━━━ Stored data ━━━

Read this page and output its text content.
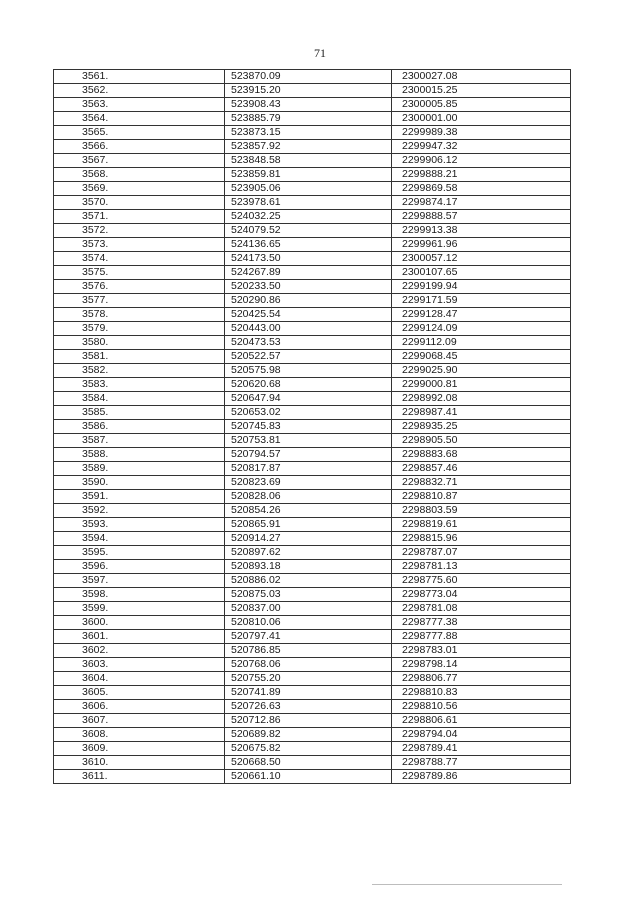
71
3561.	523870.09	2300027.08
3562.	523915.20	2300015.25
3563.	523908.43	2300005.85
3564.	523885.79	2300001.00
3565.	523873.15	2299989.38
3566.	523857.92	2299947.32
3567.	523848.58	2299906.12
3568.	523859.81	2299888.21
3569.	523905.06	2299869.58
3570.	523978.61	2299874.17
3571.	524032.25	2299888.57
3572.	524079.52	2299913.38
3573.	524136.65	2299961.96
3574.	524173.50	2300057.12
3575.	524267.89	2300107.65
3576.	520233.50	2299199.94
3577.	520290.86	2299171.59
3578.	520425.54	2299128.47
3579.	520443.00	2299124.09
3580.	520473.53	2299112.09
3581.	520522.57	2299068.45
3582.	520575.98	2299025.90
3583.	520620.68	2299000.81
3584.	520647.94	2298992.08
3585.	520653.02	2298987.41
3586.	520745.83	2298935.25
3587.	520753.81	2298905.50
3588.	520794.57	2298883.68
3589.	520817.87	2298857.46
3590.	520823.69	2298832.71
3591.	520828.06	2298810.87
3592.	520854.26	2298803.59
3593.	520865.91	2298819.61
3594.	520914.27	2298815.96
3595.	520897.62	2298787.07
3596.	520893.18	2298781.13
3597.	520886.02	2298775.60
3598.	520875.03	2298773.04
3599.	520837.00	2298781.08
3600.	520810.06	2298777.38
3601.	520797.41	2298777.88
3602.	520786.85	2298783.01
3603.	520768.06	2298798.14
3604.	520755.20	2298806.77
3605.	520741.89	2298810.83
3606.	520726.63	2298810.56
3607.	520712.86	2298806.61
3608.	520689.82	2298794.04
3609.	520675.82	2298789.41
3610.	520668.50	2298788.77
3611.	520661.10	2298789.86
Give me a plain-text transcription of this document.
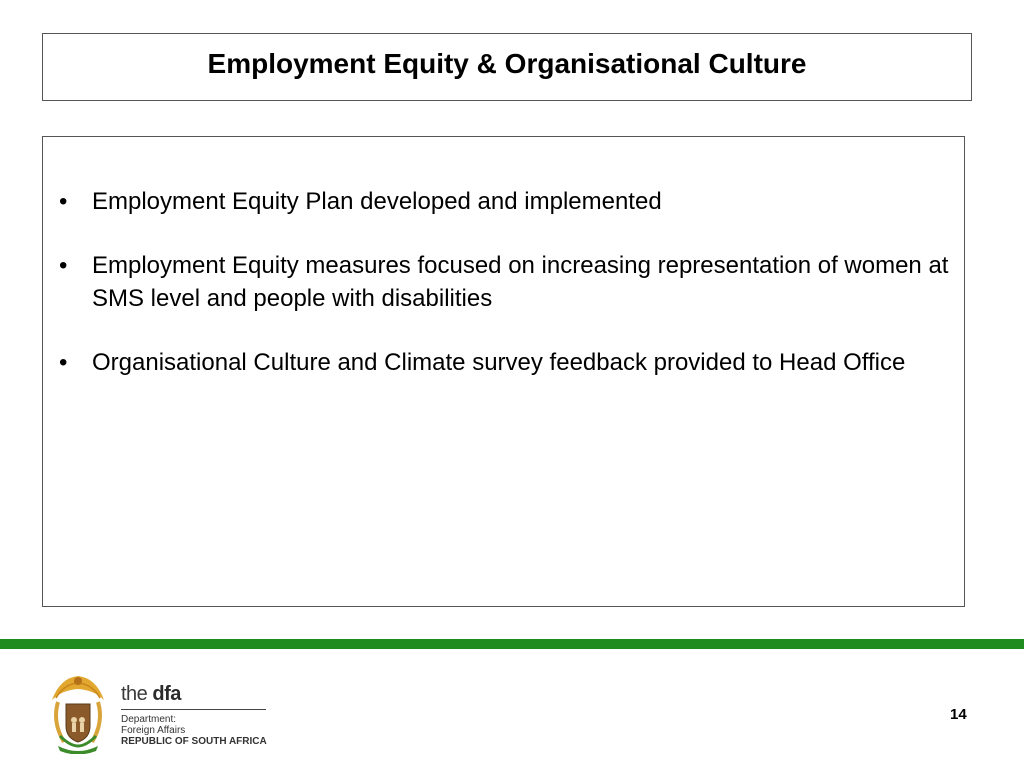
Employment Equity & Organisational Culture
• Employment Equity Plan developed and implemented
• Employment Equity measures focused on increasing representation of women at SMS level and people with disabilities
• Organisational Culture and Climate survey feedback provided to Head Office
the dfa
Department:
Foreign Affairs
REPUBLIC OF SOUTH AFRICA
14
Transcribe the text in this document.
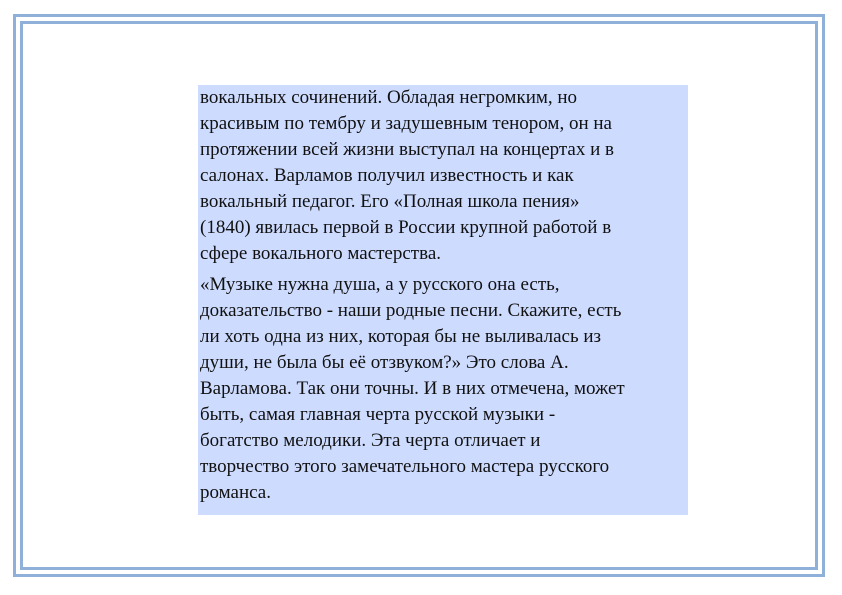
вокальных сочинений. Обладая негромким, но
красивым по тембру и задушевным тенором, он на
протяжении всей жизни выступал на концертах и в
салонах. Варламов получил известность и как
вокальный педагог. Его «Полная школа пения»
(1840) явилась первой в России крупной работой в
сфере вокального мастерства.

«Музыке нужна душа, а у русского она есть,
доказательство - наши родные песни. Скажите, есть
ли хоть одна из них, которая бы не выливалась из
души, не была бы её отзвуком?» Это слова А.
Варламова. Так они точны. И в них отмечена, может
быть, самая главная черта русской музыки -
богатство мелодики. Эта черта отличает и
творчество этого замечательного мастера русского
романса.
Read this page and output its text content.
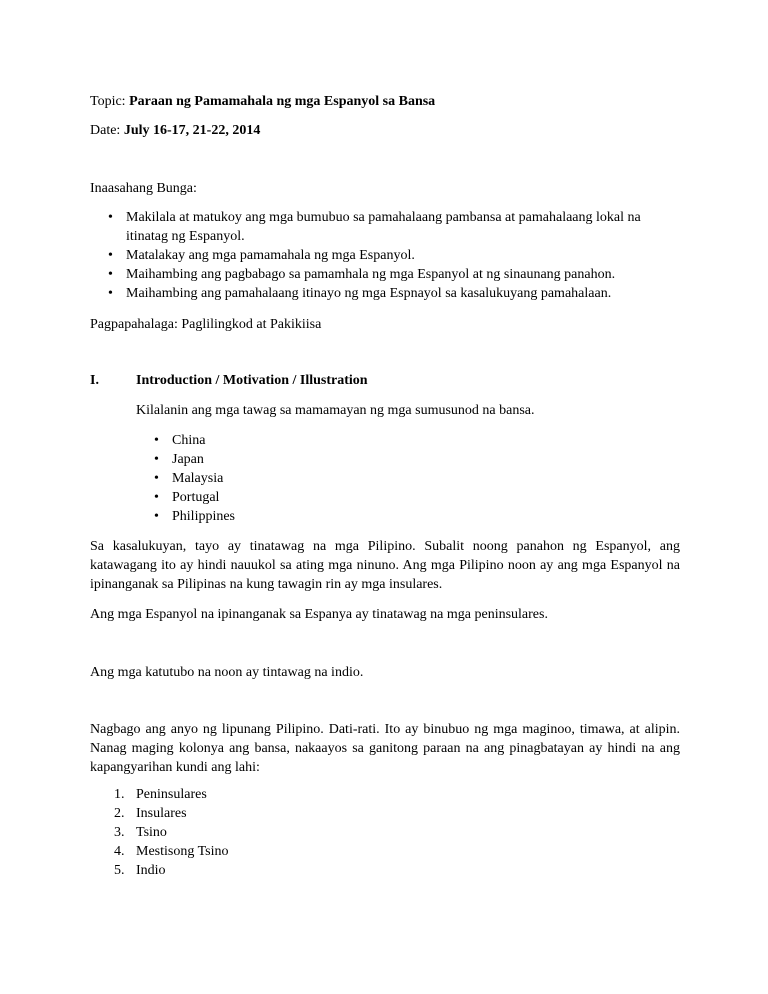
Topic: Paraan ng Pamamahala ng mga Espanyol sa Bansa

Date: July 16-17, 21-22, 2014

Inaasahang Bunga:

• Makilala at matukoy ang mga bumubuo sa pamahalaang pambansa at pamahalaang lokal na itinatag ng Espanyol.
• Matalakay ang mga pamamahala ng mga Espanyol.
• Maihambing ang pagbabago sa pamamhala ng mga Espanyol at ng sinaunang panahon.
• Maihambing ang pamahalaang itinayo ng mga Espnayol sa kasalukuyang pamahalaan.

Pagpapahalaga: Paglilingkod at Pakikiisa

I.	Introduction / Motivation / Illustration

Kilalanin ang mga tawag sa mamamayan ng mga sumusunod na bansa.

• China
• Japan
• Malaysia
• Portugal
• Philippines

Sa kasalukuyan, tayo ay tinatawag na mga Pilipino. Subalit noong panahon ng Espanyol, ang katawagang ito ay hindi nauukol sa ating mga ninuno. Ang mga Pilipino noon ay ang mga Espanyol na ipinanganak sa Pilipinas na kung tawagin rin ay mga insulares.

Ang mga Espanyol na ipinanganak sa Espanya ay tinatawag na mga peninsulares.

Ang mga katutubo na noon ay tintawag na indio.

Nagbago ang anyo ng lipunang Pilipino. Dati-rati. Ito ay binubuo ng mga maginoo, timawa, at alipin. Nanag maging kolonya ang bansa, nakaayos sa ganitong paraan na ang pinagbatayan ay hindi na ang kapangyarihan kundi ang lahi:

1. Peninsulares
2. Insulares
3. Tsino
4. Mestisong Tsino
5. Indio
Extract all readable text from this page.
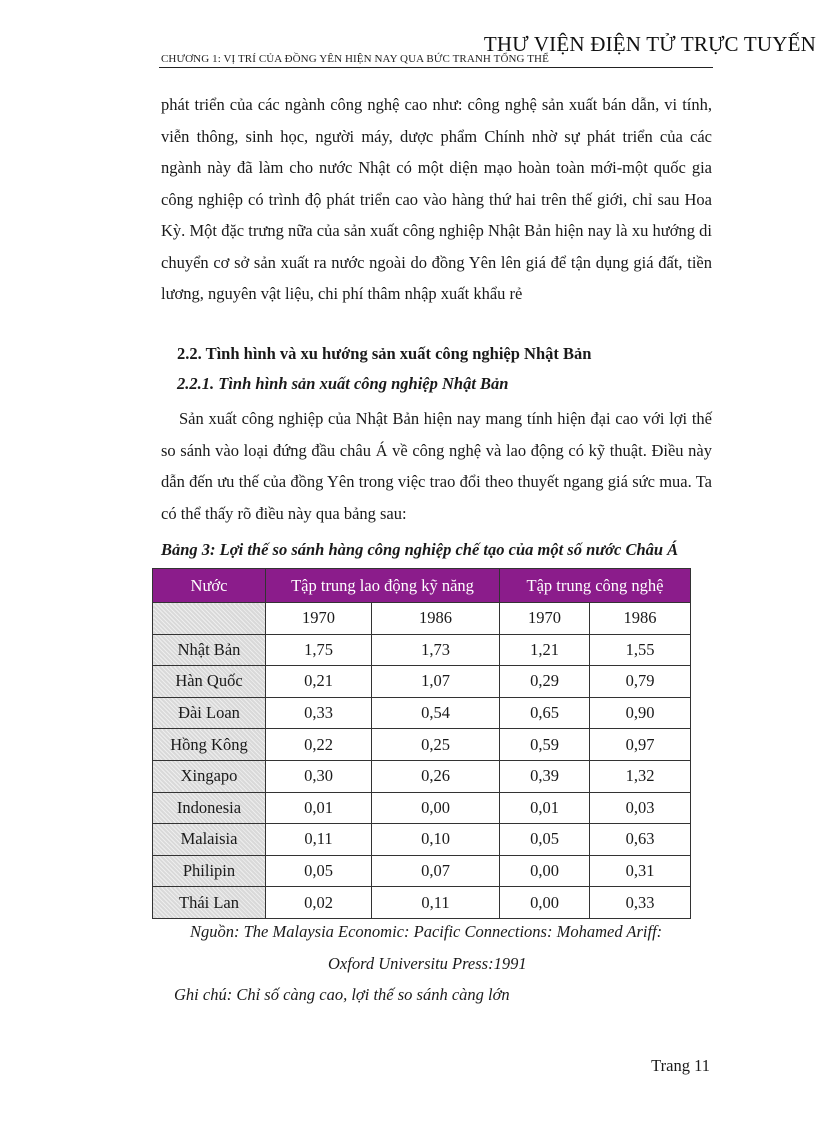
CHƯƠNG 1: VỊ TRÍ CỦA ĐỒNG YÊN HIỆN NAY QUA BỨC TRANH TỔNG THỂ
THƯ VIỆN ĐIỆN TỬ TRỰC TUYẾN

phát triển của các ngành công nghệ cao như: công nghệ sản xuất bán dẫn, vi tính, viễn thông, sinh học, người máy, dược phẩm Chính nhờ sự phát triển của các ngành này đã làm cho nước Nhật có một diện mạo hoàn toàn mới-một quốc gia công nghiệp có trình độ phát triển cao vào hàng thứ hai trên thế giới, chỉ sau Hoa Kỳ. Một đặc trưng nữa của sản xuất công nghiệp Nhật Bản hiện nay là xu hướng di chuyển cơ sở sản xuất ra nước ngoài do đồng Yên lên giá để tận dụng giá đất, tiền lương, nguyên vật liệu, chi phí thâm nhập xuất khẩu rẻ

2.2. Tình hình và xu hướng sản xuất công nghiệp Nhật Bản
2.2.1. Tình hình sản xuất công nghiệp Nhật Bản

Sản xuất công nghiệp của Nhật Bản hiện nay mang tính hiện đại cao với lợi thế so sánh vào loại đứng đầu châu Á về công nghệ và lao động có kỹ thuật. Điều này dẫn đến ưu thế của đồng Yên trong việc trao đổi theo thuyết ngang giá sức mua. Ta có thể thấy rõ điều này qua bảng sau:

Bảng 3: Lợi thế so sánh hàng công nghiệp chế tạo của một số nước Châu Á
Nước	Tập trung lao động kỹ năng		Tập trung công nghệ	
	1970	1986	1970	1986
Nhật Bản	1,75	1,73	1,21	1,55
Hàn Quốc	0,21	1,07	0,29	0,79
Đài Loan	0,33	0,54	0,65	0,90
Hồng Kông	0,22	0,25	0,59	0,97
Xingapo	0,30	0,26	0,39	1,32
Indonesia	0,01	0,00	0,01	0,03
Malaisia	0,11	0,10	0,05	0,63
Philipin	0,05	0,07	0,00	0,31
Thái Lan	0,02	0,11	0,00	0,33
Nguồn: The Malaysia Economic: Pacific Connections: Mohamed Ariff:
Oxford Universitu Press:1991
Ghi chú: Chỉ số càng cao, lợi thế so sánh càng lớn
Trang 11
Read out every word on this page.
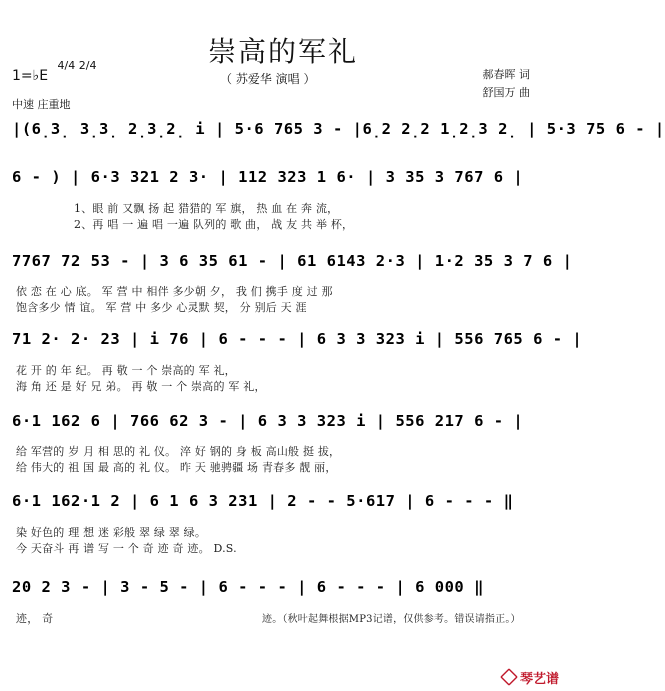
崇高的军礼
1=♭E
4/4 2/4
（ 苏爱华 演唱 ）	郝春晖 词
舒国万 曲
中速 庄重地
|(6̣3̣ 3̣3̣ 2̣3̣2̣ i | 5·6 765 3 - |6̣2 2̣2 1̣2̣3 2̣ | 5·3 75 6 - |
6 - ) | 6·3 321 2 3· | 112 323 1 6· | 3 35 3 767 6 |
1、眼 前 又飘 扬 起 猎猎的 军 旗， 热 血 在 奔 流，
2、再 唱 一 遍 唱 一遍 队列的 歌 曲， 战 友 共 举 杯，
7767 72 53 - | 3 6 35 61 - | 61 6143 2·3 | 1·2 35 3 7 6 |
依 恋 在 心 底。 军 营 中 相伴 多少朝 夕， 我 们 携手 度 过 那
饱含多少 情 谊。 军 营 中 多少 心灵默 契， 分 别后 天 涯
71 2· 2· 23 | i 76 | 6 - - - | 6 3 3 323 i | 556 765 6 - |
花 开 的 年 纪。 再 敬 一 个 崇高的 军 礼，
海 角 还 是 好 兄 弟。 再 敬 一 个 崇高的 军 礼，
6·1 162 6 | 766 62 3 - | 6 3 3 323 i | 556 217 6 - |
给 军营的 岁 月 相 思的 礼 仪。 淬 好 钢的 身 板 高山般 挺 拔，
给 伟大的 祖 国 最 高的 礼 仪。 昨 天 驰骋疆 场 青春多 靓 丽，
6·1 162·1 2 | 6 1 6 3 231 | 2 - - 5·617 | 6 - - - ‖
染 好色的 理 想 迷 彩般 翠 绿 翠 绿。
今 天奋斗 再 谱 写 一 个 奇 迹 奇 迹。 D.S.
20 2 3 - | 3 - 5 - | 6 - - - | 6 - - - | 6 000 ‖
迹， 奇	迹。（秋叶起舞根据MP3记谱，仅供参考。错误请指正。）
琴艺谱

━━━

Exercise: Copy each line of the entries that includes the word "Malaysia".

Solution:
• Malaysia
Nguồn: The Malaysia Economic: Pacific Connections: Mohamed Ariff:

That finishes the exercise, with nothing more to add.